### Work task 1
Using the text on fMRI in drug research, decide whether each statement agrees with it: (a) data analysis is done with the FSL/SPM8 software packages; (b) reference data come from N = 1000 schizophrenia patients; (c) the pharmaco-fMRI offering includes a ketamine challenge. Answer yes or no for each and quote the deciding words.
### Work task 2
According to the text on fMRI in drug research, what kind of sequence is used for Arterial Spin Labeling?
### Work task 3
Write a continuation of the text on fMRI in drug research, starting after its final line.

### Page excerpt
▬▬▬▬▬▬▬▬▬▬
Functional magnetic resonance imaging (fMRI) is increasingly used in CNS drug research. As a functional biomarker, fMRI is frequently applied when it is the aim to detect local drug effects, particularly in subcortical circuits of the brain.

Perfusion imaging (Arterial Spin Labeling) also is of tremendous value, in particular to assess brain perfusion in elderly patients with (early) vascular dementia and to evaluated whether and how a particular drug affects brain perfusion. We offer:

  • Study set-up and fMRI data acquisition incl. QC/monitoring (and SOP for multicenter data acquisition)
  • fMRI task conditions: resting (default mode network), N-back, verbal memory, oddball, reward etc.
  • Data analysis: whole brain voxelwise, region-of-interest (ROI), seed-based functional connectivity and independent component analyses using the FSL/SPM8 software packages
  • Arterial Spin labeling (ASL): Pulsed ASL sequence with echoplanar readout and online calculation of CBF (cerebral blood flow) maps
  • Pharmaco-fMRI: established subanesthetic ketamine challenge, nicotine challenge
  • Reference data from N = 100 clinically stable schizophrenia patients and > N = 100 subjects with MCI (Mild Cognitive Impairment) are available (in addition to N = 1000 healthy control subjects)
▬▬▬▬▬▬▬▬▬▬
### Data for review
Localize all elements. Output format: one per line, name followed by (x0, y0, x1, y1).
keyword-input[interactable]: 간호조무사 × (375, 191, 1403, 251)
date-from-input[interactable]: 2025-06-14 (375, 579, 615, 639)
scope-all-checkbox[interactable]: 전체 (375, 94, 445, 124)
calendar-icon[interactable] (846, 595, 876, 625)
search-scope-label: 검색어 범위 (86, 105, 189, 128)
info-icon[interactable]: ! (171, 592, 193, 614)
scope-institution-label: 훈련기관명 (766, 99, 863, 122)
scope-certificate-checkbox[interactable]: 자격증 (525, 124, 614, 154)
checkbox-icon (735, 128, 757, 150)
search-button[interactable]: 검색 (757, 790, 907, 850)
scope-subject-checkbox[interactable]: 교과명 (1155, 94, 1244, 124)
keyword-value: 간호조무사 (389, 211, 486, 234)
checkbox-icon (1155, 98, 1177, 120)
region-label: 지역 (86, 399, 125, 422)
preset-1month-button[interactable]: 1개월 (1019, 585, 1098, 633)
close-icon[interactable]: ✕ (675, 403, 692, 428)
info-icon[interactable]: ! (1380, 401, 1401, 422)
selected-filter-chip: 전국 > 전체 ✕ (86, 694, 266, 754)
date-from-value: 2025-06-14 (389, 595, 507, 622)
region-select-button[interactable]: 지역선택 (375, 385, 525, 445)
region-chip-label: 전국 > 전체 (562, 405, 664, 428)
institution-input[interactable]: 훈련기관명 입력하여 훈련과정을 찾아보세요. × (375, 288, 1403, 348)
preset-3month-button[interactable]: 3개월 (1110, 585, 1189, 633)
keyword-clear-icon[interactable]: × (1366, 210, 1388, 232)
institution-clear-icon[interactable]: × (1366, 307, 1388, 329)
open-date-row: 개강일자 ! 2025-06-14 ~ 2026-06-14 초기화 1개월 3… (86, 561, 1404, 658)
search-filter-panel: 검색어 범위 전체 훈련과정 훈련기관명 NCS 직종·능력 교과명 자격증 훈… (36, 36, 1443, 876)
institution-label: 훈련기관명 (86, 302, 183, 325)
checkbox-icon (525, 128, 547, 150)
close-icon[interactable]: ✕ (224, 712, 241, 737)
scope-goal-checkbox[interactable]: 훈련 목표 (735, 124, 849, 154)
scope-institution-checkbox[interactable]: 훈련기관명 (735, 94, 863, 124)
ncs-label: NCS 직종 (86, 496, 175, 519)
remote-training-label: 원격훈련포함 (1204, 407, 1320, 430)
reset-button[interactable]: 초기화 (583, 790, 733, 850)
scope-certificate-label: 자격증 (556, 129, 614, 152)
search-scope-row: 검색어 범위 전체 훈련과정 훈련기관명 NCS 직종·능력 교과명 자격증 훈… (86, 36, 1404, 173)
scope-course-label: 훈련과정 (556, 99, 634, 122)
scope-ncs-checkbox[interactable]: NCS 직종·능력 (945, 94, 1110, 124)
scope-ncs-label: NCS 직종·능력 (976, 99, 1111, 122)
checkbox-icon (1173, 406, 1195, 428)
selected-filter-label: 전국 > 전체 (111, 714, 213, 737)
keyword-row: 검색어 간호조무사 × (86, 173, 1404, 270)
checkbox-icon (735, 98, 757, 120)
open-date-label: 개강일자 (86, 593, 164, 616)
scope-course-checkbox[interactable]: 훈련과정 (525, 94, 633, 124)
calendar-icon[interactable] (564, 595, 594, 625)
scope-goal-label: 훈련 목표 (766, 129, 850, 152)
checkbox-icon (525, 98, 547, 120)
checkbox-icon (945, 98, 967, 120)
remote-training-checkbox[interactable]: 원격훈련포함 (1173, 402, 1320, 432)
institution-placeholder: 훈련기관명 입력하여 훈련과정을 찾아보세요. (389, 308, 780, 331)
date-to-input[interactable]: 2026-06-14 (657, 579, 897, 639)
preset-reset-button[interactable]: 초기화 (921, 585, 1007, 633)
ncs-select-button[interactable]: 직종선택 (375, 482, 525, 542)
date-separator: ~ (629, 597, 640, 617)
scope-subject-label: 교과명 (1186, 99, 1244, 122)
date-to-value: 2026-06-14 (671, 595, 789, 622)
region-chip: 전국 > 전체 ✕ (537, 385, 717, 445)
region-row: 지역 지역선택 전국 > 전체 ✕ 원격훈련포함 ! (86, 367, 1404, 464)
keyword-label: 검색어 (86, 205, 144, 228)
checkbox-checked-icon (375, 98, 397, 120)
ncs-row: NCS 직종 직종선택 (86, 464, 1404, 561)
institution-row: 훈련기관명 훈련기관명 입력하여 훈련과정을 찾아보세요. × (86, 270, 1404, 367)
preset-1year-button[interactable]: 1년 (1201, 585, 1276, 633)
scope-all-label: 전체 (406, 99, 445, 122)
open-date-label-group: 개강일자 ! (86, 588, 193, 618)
▬▬▬▬▬▬▬▬▬▬
### Answer 1
(a) Yes: "using the FSL/SPM8 software packages"
(b) No: "N = 100 clinically stable schizophrenia patients"
(c) Yes: "established subanesthetic ketamine challenge"

### Answer 2
A pulsed ASL sequence with echoplanar readout.

### Answer 3
  • Special offer: Simultaneous fMRI/EEG. e.g. for EEG-informed functional connectivity analyses without the need to define a priori an anatomical seed. For instance, EEG information (e.g. vigilance staging during the imaging session can be used for (partial) regression of the BOLD signal. Advantages: EEG together with fMRI increases sensitivity (e.g. to detect drug effects). EEG is a highly reliable measure, it stabilizes the obtained BOLD response measures (e.g. in default mode network analyses)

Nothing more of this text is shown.